Short problem> Only the pictures are to be left out; set down the rest of the records exactly.

Provided data>

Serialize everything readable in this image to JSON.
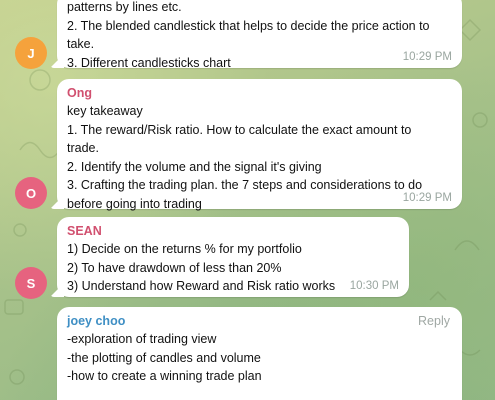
{
  "colors": {
    "chat_background": "#a9c38b",
    "bubble": "#ffffff",
    "timestamp": "#9aa6a0",
    "text": "#111111"
  },
  "messages": [
    {
      "avatar_letter": "J",
      "avatar_color": "#f5a23c",
      "sender": "",
      "lines": [
        "patterns by lines etc.",
        "2. The blended candlestick that helps to decide the price action to",
        "take.",
        "3. Different candlesticks chart"
      ],
      "time": "10:29 PM"
    },
    {
      "avatar_letter": "O",
      "avatar_color": "#e6637f",
      "sender": "Ong",
      "sender_color": "#d1506f",
      "lines": [
        "key takeaway",
        "1. The reward/Risk ratio. How to calculate the exact amount to",
        "trade.",
        "2. Identify the volume and the signal it's giving",
        "3. Crafting the trading plan. the 7 steps and considerations to do",
        "before going into trading"
      ],
      "time": "10:29 PM"
    },
    {
      "avatar_letter": "S",
      "avatar_color": "#e6637f",
      "sender": "SEAN",
      "sender_color": "#d1506f",
      "lines": [
        "1) Decide on the returns % for my portfolio",
        "2) To have drawdown of less than 20%",
        "3) Understand how Reward and Risk ratio works"
      ],
      "time": "10:30 PM"
    },
    {
      "avatar_letter": "",
      "avatar_color": "",
      "sender": "joey choo",
      "sender_color": "#3f8fc4",
      "reply_label": "Reply",
      "lines": [
        "-exploration of trading view",
        "-the plotting of candles and volume",
        "-how to create a winning trade plan"
      ],
      "time": ""
    }
  ]
}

Finished task>
Serialize everything readable in this image to JSON.
{
  "colors": {
    "chat_background": "#a9c38b",
    "bubble": "#ffffff",
    "timestamp": "#9aa6a0",
    "text": "#111111"
  },
  "messages": [
    {
      "avatar_letter": "J",
      "avatar_color": "#f5a23c",
      "sender": "",
      "lines": [
        "patterns by lines etc.",
        "2. The blended candlestick that helps to decide the price action to",
        "take.",
        "3. Different candlesticks chart"
      ],
      "time": "10:29 PM"
    },
    {
      "avatar_letter": "O",
      "avatar_color": "#e6637f",
      "sender": "Ong",
      "sender_color": "#d1506f",
      "lines": [
        "key takeaway",
        "1. The reward/Risk ratio. How to calculate the exact amount to",
        "trade.",
        "2. Identify the volume and the signal it's giving",
        "3. Crafting the trading plan. the 7 steps and considerations to do",
        "before going into trading"
      ],
      "time": "10:29 PM"
    },
    {
      "avatar_letter": "S",
      "avatar_color": "#e6637f",
      "sender": "SEAN",
      "sender_color": "#d1506f",
      "lines": [
        "1) Decide on the returns % for my portfolio",
        "2) To have drawdown of less than 20%",
        "3) Understand how Reward and Risk ratio works"
      ],
      "time": "10:30 PM"
    },
    {
      "avatar_letter": "",
      "avatar_color": "",
      "sender": "joey choo",
      "sender_color": "#3f8fc4",
      "reply_label": "Reply",
      "lines": [
        "-exploration of trading view",
        "-the plotting of candles and volume",
        "-how to create a winning trade plan"
      ],
      "time": ""
    }
  ]
}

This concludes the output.